Entries supplied:
━━━━━━
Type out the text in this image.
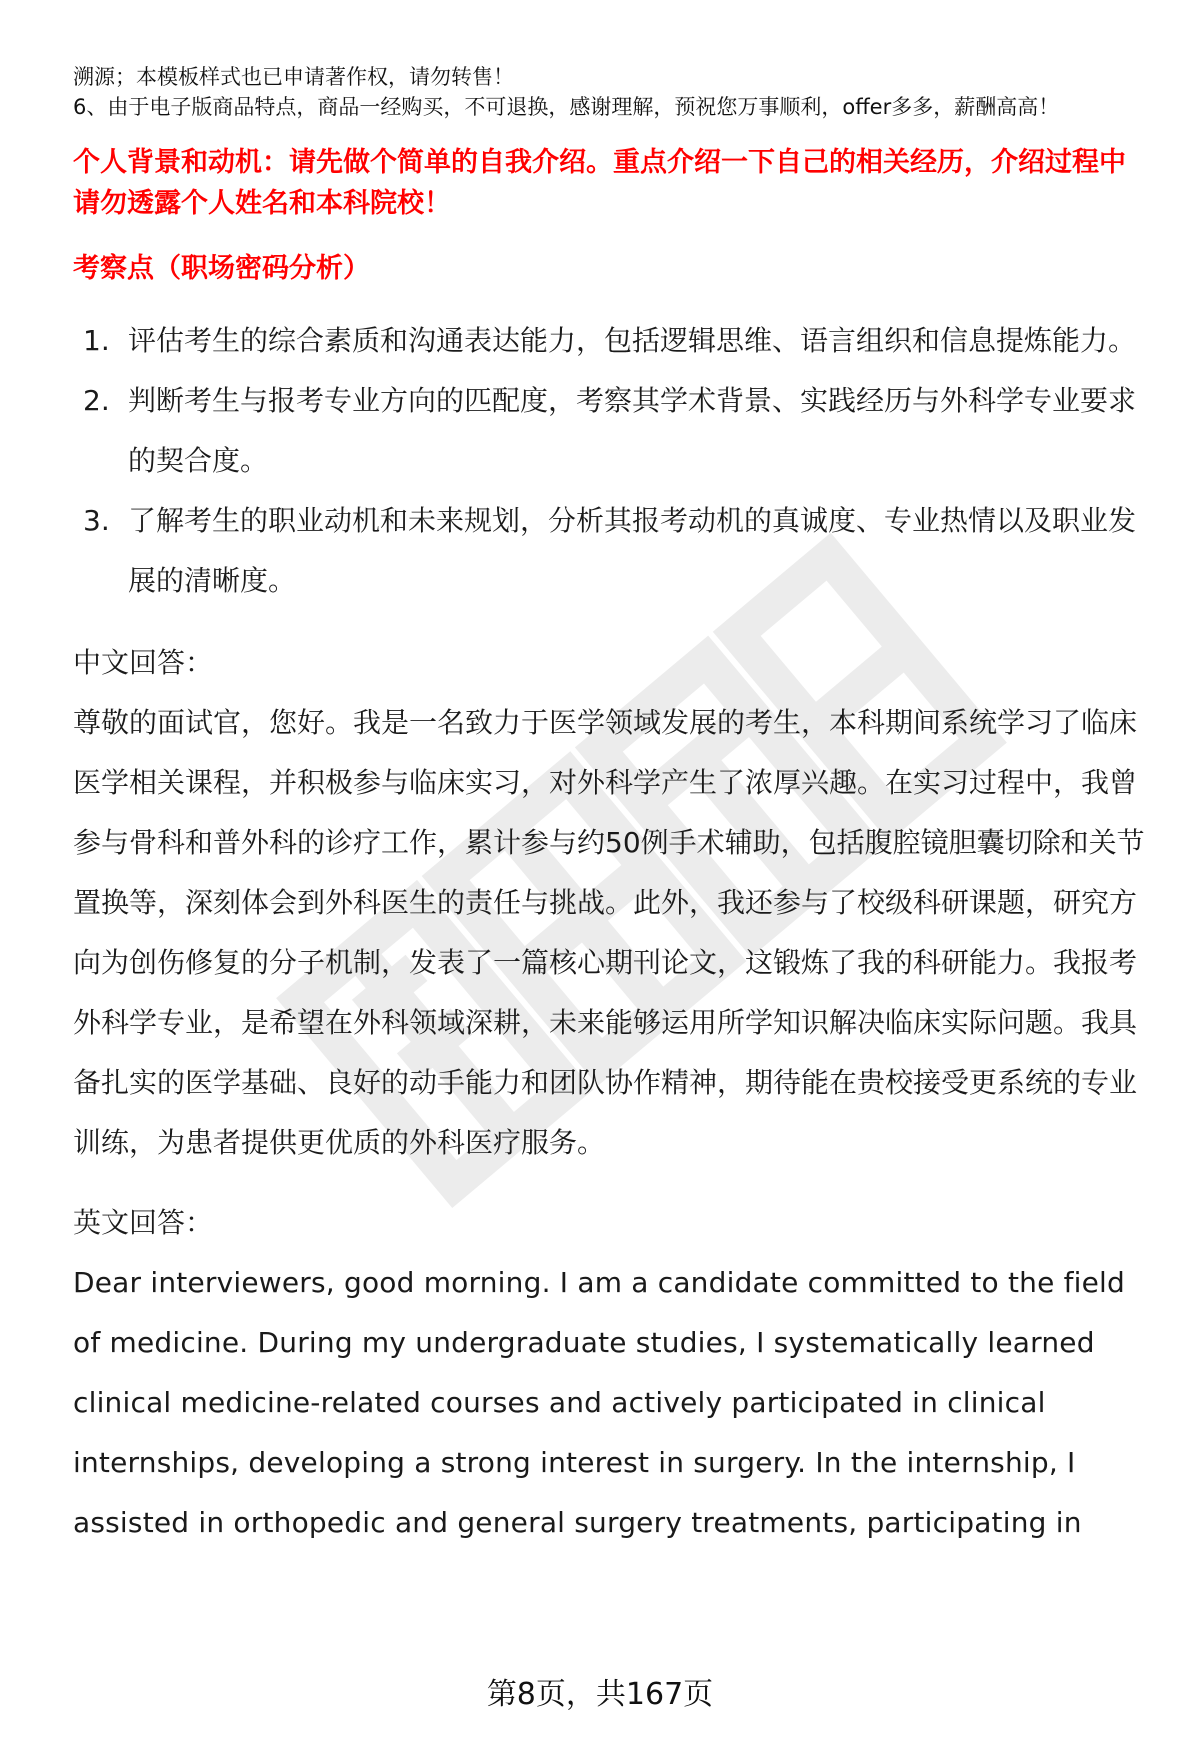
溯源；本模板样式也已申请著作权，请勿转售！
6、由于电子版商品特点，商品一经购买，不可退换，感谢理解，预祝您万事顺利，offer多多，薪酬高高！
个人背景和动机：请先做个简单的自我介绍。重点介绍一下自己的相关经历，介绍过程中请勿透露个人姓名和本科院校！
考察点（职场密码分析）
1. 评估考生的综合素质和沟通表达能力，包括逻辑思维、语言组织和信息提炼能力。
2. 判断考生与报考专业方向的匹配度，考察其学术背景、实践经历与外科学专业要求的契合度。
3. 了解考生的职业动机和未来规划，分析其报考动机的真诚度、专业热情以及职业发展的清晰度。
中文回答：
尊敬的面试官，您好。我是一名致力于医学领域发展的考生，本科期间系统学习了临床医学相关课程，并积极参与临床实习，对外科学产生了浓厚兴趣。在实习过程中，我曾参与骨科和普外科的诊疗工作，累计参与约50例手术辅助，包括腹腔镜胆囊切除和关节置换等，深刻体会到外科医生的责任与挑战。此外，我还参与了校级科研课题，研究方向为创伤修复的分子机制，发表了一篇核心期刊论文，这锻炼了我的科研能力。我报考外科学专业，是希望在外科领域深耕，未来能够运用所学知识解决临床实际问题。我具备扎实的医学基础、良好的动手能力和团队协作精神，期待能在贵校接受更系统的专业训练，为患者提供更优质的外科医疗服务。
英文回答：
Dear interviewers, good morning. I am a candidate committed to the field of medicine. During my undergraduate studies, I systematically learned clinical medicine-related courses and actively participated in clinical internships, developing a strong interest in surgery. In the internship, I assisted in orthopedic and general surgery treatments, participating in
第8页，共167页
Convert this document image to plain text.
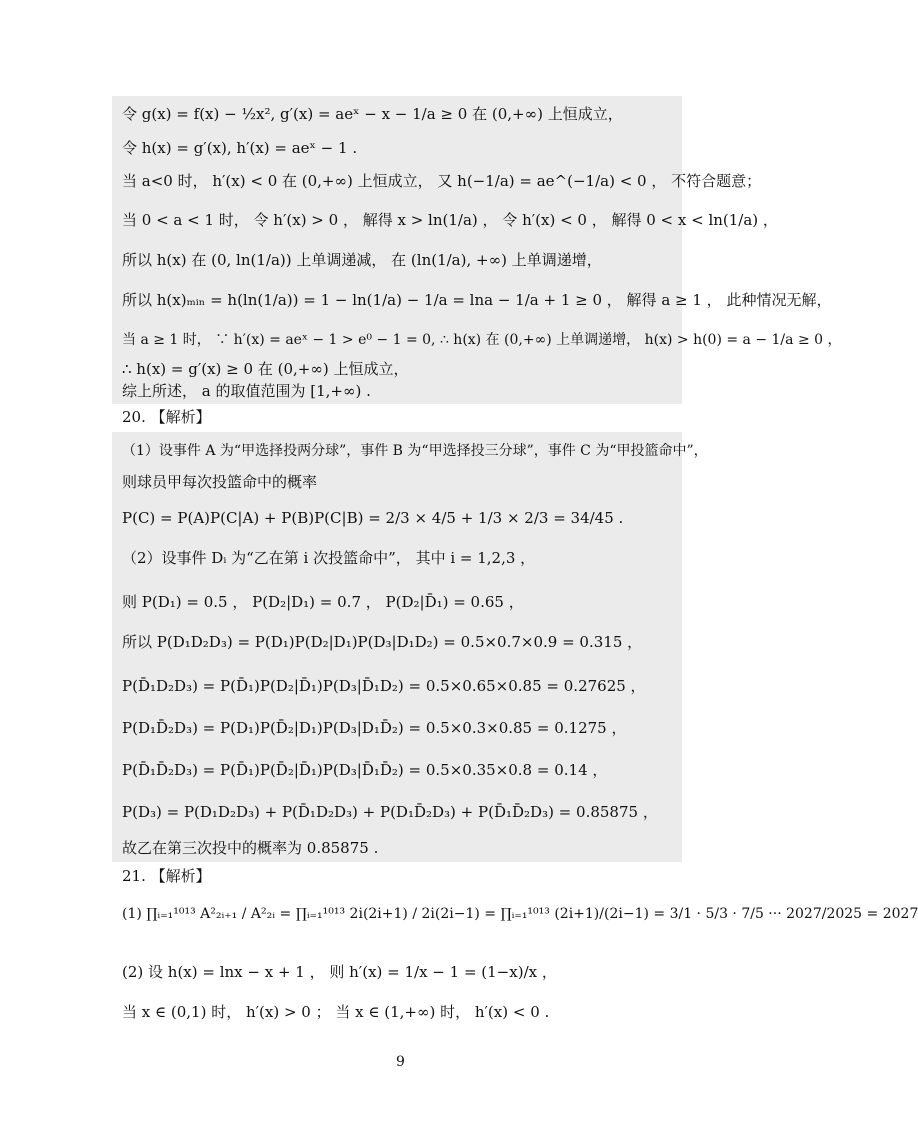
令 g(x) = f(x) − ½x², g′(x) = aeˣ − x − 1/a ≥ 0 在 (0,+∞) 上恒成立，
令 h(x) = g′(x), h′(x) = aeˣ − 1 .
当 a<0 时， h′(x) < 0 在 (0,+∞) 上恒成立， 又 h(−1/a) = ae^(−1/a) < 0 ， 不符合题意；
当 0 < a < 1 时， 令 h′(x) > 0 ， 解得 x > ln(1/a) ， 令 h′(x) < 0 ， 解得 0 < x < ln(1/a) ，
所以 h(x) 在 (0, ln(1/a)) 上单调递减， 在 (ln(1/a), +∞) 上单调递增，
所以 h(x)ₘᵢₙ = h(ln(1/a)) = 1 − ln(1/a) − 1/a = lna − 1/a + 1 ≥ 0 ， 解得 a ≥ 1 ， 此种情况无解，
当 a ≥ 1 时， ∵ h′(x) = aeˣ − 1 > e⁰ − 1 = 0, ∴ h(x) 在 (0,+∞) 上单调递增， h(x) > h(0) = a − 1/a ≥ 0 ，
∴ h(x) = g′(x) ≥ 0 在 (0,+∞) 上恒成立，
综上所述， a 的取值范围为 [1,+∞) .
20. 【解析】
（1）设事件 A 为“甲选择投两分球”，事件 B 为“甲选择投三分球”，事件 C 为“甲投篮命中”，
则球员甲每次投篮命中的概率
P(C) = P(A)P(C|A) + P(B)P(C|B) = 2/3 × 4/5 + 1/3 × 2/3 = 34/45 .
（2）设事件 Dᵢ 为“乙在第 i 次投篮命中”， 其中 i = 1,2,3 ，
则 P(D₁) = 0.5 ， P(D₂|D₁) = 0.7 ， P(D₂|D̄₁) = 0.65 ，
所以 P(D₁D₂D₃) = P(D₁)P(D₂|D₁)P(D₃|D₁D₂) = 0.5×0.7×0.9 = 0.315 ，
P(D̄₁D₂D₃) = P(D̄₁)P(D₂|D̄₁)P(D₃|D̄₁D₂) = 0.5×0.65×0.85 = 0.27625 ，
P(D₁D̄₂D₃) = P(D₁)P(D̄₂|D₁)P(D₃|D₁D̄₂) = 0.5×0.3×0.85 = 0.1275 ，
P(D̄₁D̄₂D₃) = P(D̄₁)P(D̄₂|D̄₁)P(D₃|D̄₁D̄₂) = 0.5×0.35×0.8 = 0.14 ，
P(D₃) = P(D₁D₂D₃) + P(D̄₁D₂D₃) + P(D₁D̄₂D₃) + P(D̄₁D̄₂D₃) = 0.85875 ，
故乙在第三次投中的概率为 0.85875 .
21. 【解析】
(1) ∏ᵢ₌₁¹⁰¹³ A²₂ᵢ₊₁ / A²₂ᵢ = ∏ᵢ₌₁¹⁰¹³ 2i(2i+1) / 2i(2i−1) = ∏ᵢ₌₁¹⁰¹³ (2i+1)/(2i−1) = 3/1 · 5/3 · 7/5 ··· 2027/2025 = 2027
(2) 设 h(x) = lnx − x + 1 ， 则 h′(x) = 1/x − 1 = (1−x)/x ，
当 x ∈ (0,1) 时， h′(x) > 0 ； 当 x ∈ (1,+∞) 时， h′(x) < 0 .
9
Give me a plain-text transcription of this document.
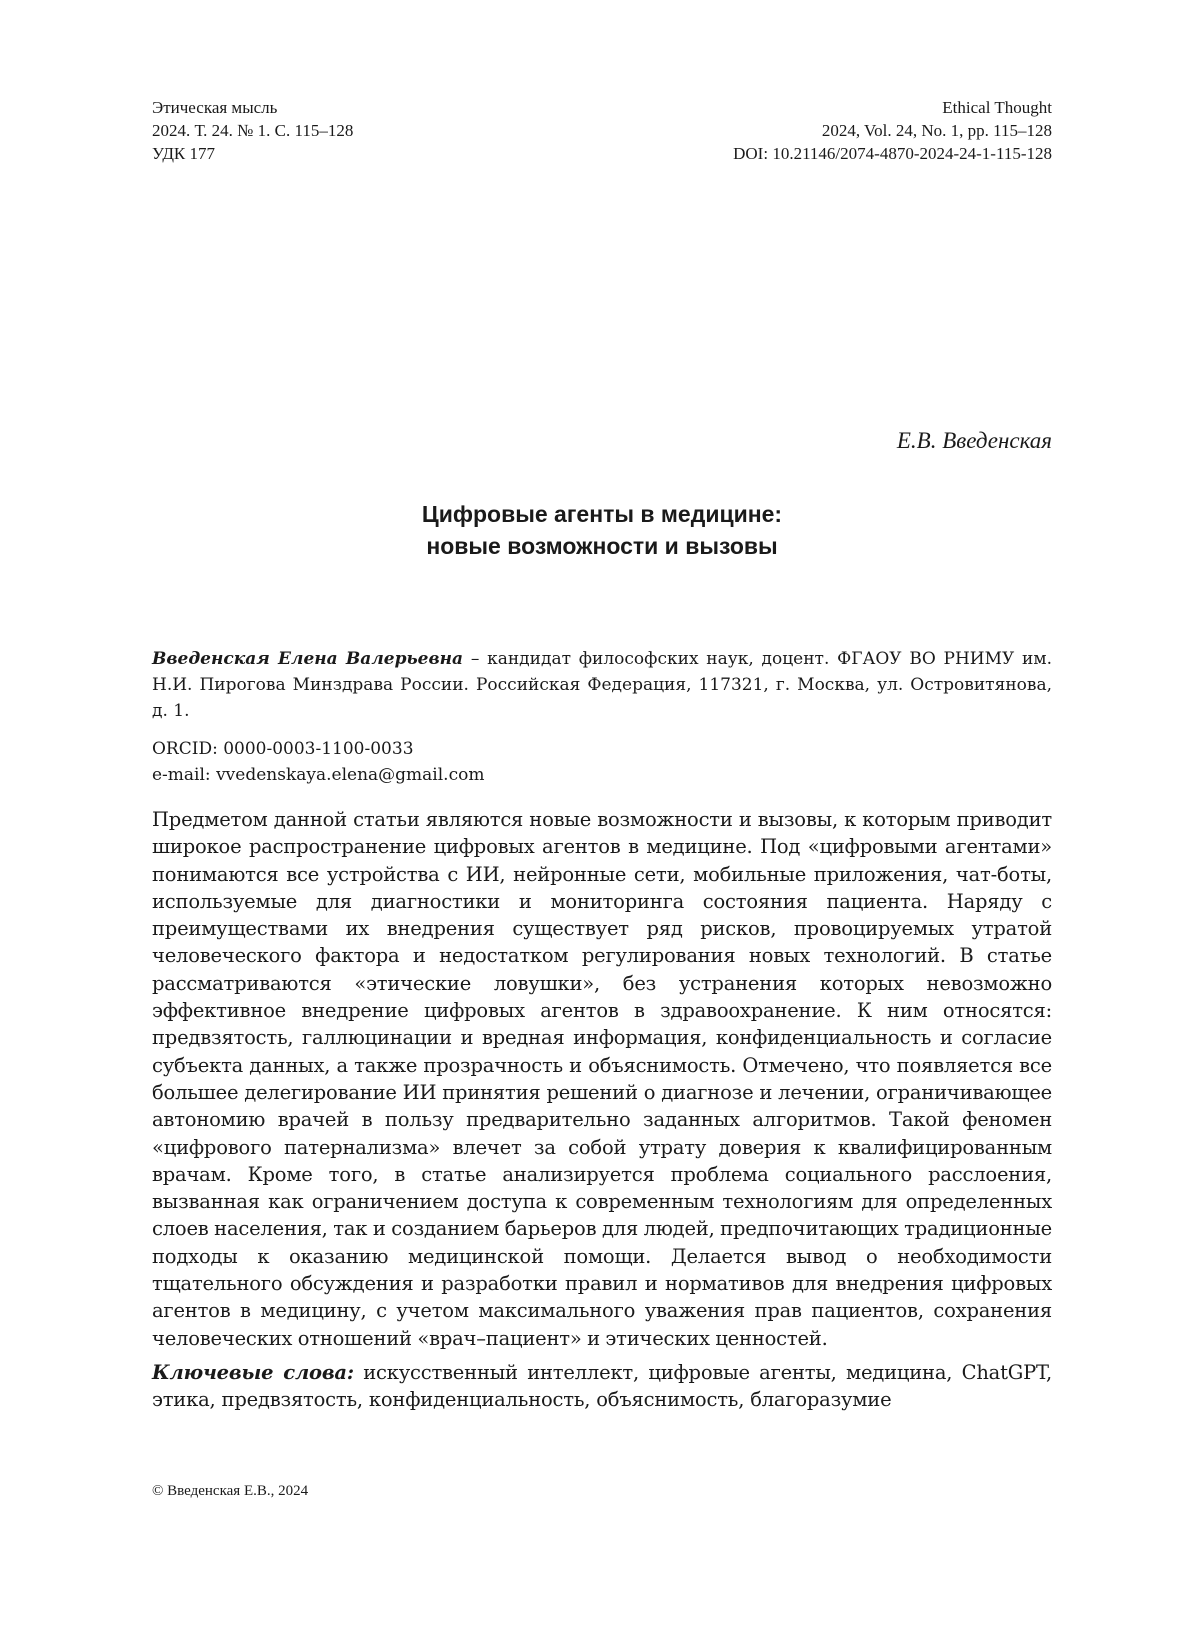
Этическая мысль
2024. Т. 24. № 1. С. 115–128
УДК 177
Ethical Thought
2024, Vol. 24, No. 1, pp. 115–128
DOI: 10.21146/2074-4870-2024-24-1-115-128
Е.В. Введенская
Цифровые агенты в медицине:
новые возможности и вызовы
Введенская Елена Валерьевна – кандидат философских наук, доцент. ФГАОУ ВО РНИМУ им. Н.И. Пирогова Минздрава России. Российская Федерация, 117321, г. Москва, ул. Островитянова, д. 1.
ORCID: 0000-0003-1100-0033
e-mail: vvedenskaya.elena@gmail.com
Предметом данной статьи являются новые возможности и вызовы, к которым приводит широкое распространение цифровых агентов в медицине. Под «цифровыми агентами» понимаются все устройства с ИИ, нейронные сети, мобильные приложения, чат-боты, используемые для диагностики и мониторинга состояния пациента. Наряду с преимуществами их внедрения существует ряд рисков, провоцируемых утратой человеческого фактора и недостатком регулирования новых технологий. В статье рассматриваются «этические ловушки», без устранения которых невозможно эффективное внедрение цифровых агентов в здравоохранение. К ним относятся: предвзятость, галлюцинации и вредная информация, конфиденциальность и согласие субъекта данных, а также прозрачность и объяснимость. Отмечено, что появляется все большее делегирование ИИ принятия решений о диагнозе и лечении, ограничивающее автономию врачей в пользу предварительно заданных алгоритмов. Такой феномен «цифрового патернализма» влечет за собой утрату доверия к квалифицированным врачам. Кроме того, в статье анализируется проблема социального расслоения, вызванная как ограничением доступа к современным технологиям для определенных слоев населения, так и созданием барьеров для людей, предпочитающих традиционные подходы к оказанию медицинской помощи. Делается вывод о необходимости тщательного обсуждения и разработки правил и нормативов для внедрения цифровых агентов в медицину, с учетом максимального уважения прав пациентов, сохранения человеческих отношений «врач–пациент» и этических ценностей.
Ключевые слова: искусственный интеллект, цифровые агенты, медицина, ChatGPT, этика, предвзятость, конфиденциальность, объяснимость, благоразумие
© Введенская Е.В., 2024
━━━━━━
Problem to solve: All of the entries above should be duplicated exactly, except for the pictures.

Result of the exercise:
Type out the text in this image.
溯源；本模板样式也已申请著作权，请勿转售！
6、由于电子版商品特点，商品一经购买，不可退换，感谢理解，预祝您万事顺利，offer多多，薪酬高高！
个人背景和动机：请先做个简单的自我介绍。重点介绍一下自己的相关经历，介绍过程中请勿透露个人姓名和本科院校！
考察点（职场密码分析）
1. 评估考生的综合素质和沟通表达能力，包括逻辑思维、语言组织和信息提炼能力。
2. 判断考生与报考专业方向的匹配度，考察其学术背景、实践经历与外科学专业要求的契合度。
3. 了解考生的职业动机和未来规划，分析其报考动机的真诚度、专业热情以及职业发展的清晰度。
中文回答：
尊敬的面试官，您好。我是一名致力于医学领域发展的考生，本科期间系统学习了临床医学相关课程，并积极参与临床实习，对外科学产生了浓厚兴趣。在实习过程中，我曾参与骨科和普外科的诊疗工作，累计参与约50例手术辅助，包括腹腔镜胆囊切除和关节置换等，深刻体会到外科医生的责任与挑战。此外，我还参与了校级科研课题，研究方向为创伤修复的分子机制，发表了一篇核心期刊论文，这锻炼了我的科研能力。我报考外科学专业，是希望在外科领域深耕，未来能够运用所学知识解决临床实际问题。我具备扎实的医学基础、良好的动手能力和团队协作精神，期待能在贵校接受更系统的专业训练，为患者提供更优质的外科医疗服务。
英文回答：
Dear interviewers, good morning. I am a candidate committed to the field of medicine. During my undergraduate studies, I systematically learned clinical medicine-related courses and actively participated in clinical internships, developing a strong interest in surgery. In the internship, I assisted in orthopedic and general surgery treatments, participating in
第8页，共167页
Convert this document image to plain text.
令 g(x) = f(x) − ½x², g′(x) = aeˣ − x − 1/a ≥ 0 在 (0,+∞) 上恒成立，
令 h(x) = g′(x), h′(x) = aeˣ − 1 .
当 a<0 时， h′(x) < 0 在 (0,+∞) 上恒成立， 又 h(−1/a) = ae^(−1/a) < 0 ， 不符合题意；
当 0 < a < 1 时， 令 h′(x) > 0 ， 解得 x > ln(1/a) ， 令 h′(x) < 0 ， 解得 0 < x < ln(1/a) ，
所以 h(x) 在 (0, ln(1/a)) 上单调递减， 在 (ln(1/a), +∞) 上单调递增，
所以 h(x)ₘᵢₙ = h(ln(1/a)) = 1 − ln(1/a) − 1/a = lna − 1/a + 1 ≥ 0 ， 解得 a ≥ 1 ， 此种情况无解，
当 a ≥ 1 时， ∵ h′(x) = aeˣ − 1 > e⁰ − 1 = 0, ∴ h(x) 在 (0,+∞) 上单调递增， h(x) > h(0) = a − 1/a ≥ 0 ，
∴ h(x) = g′(x) ≥ 0 在 (0,+∞) 上恒成立，
综上所述， a 的取值范围为 [1,+∞) .
20. 【解析】
（1）设事件 A 为“甲选择投两分球”，事件 B 为“甲选择投三分球”，事件 C 为“甲投篮命中”，
则球员甲每次投篮命中的概率
P(C) = P(A)P(C|A) + P(B)P(C|B) = 2/3 × 4/5 + 1/3 × 2/3 = 34/45 .
（2）设事件 Dᵢ 为“乙在第 i 次投篮命中”， 其中 i = 1,2,3 ，
则 P(D₁) = 0.5 ， P(D₂|D₁) = 0.7 ， P(D₂|D̄₁) = 0.65 ，
所以 P(D₁D₂D₃) = P(D₁)P(D₂|D₁)P(D₃|D₁D₂) = 0.5×0.7×0.9 = 0.315 ，
P(D̄₁D₂D₃) = P(D̄₁)P(D₂|D̄₁)P(D₃|D̄₁D₂) = 0.5×0.65×0.85 = 0.27625 ，
P(D₁D̄₂D₃) = P(D₁)P(D̄₂|D₁)P(D₃|D₁D̄₂) = 0.5×0.3×0.85 = 0.1275 ，
P(D̄₁D̄₂D₃) = P(D̄₁)P(D̄₂|D̄₁)P(D₃|D̄₁D̄₂) = 0.5×0.35×0.8 = 0.14 ，
P(D₃) = P(D₁D₂D₃) + P(D̄₁D₂D₃) + P(D₁D̄₂D₃) + P(D̄₁D̄₂D₃) = 0.85875 ，
故乙在第三次投中的概率为 0.85875 .
21. 【解析】
(1) ∏ᵢ₌₁¹⁰¹³ A²₂ᵢ₊₁ / A²₂ᵢ = ∏ᵢ₌₁¹⁰¹³ 2i(2i+1) / 2i(2i−1) = ∏ᵢ₌₁¹⁰¹³ (2i+1)/(2i−1) = 3/1 · 5/3 · 7/5 ··· 2027/2025 = 2027
(2) 设 h(x) = lnx − x + 1 ， 则 h′(x) = 1/x − 1 = (1−x)/x ，
当 x ∈ (0,1) 时， h′(x) > 0 ； 当 x ∈ (1,+∞) 时， h′(x) < 0 .
9
Give me a plain-text transcription of this document.
Этическая мысль
2024. Т. 24. № 1. С. 115–128
УДК 177
Ethical Thought
2024, Vol. 24, No. 1, pp. 115–128
DOI: 10.21146/2074-4870-2024-24-1-115-128
Е.В. Введенская
Цифровые агенты в медицине:
новые возможности и вызовы
Введенская Елена Валерьевна – кандидат философских наук, доцент. ФГАОУ ВО РНИМУ им. Н.И. Пирогова Минздрава России. Российская Федерация, 117321, г. Москва, ул. Островитянова, д. 1.
ORCID: 0000-0003-1100-0033
e-mail: vvedenskaya.elena@gmail.com
Предметом данной статьи являются новые возможности и вызовы, к которым приводит широкое распространение цифровых агентов в медицине. Под «цифровыми агентами» понимаются все устройства с ИИ, нейронные сети, мобильные приложения, чат-боты, используемые для диагностики и мониторинга состояния пациента. Наряду с преимуществами их внедрения существует ряд рисков, провоцируемых утратой человеческого фактора и недостатком регулирования новых технологий. В статье рассматриваются «этические ловушки», без устранения которых невозможно эффективное внедрение цифровых агентов в здравоохранение. К ним относятся: предвзятость, галлюцинации и вредная информация, конфиденциальность и согласие субъекта данных, а также прозрачность и объяснимость. Отмечено, что появляется все большее делегирование ИИ принятия решений о диагнозе и лечении, ограничивающее автономию врачей в пользу предварительно заданных алгоритмов. Такой феномен «цифрового патернализма» влечет за собой утрату доверия к квалифицированным врачам. Кроме того, в статье анализируется проблема социального расслоения, вызванная как ограничением доступа к современным технологиям для определенных слоев населения, так и созданием барьеров для людей, предпочитающих традиционные подходы к оказанию медицинской помощи. Делается вывод о необходимости тщательного обсуждения и разработки правил и нормативов для внедрения цифровых агентов в медицину, с учетом максимального уважения прав пациентов, сохранения человеческих отношений «врач–пациент» и этических ценностей.
Ключевые слова: искусственный интеллект, цифровые агенты, медицина, ChatGPT, этика, предвзятость, конфиденциальность, объяснимость, благоразумие
© Введенская Е.В., 2024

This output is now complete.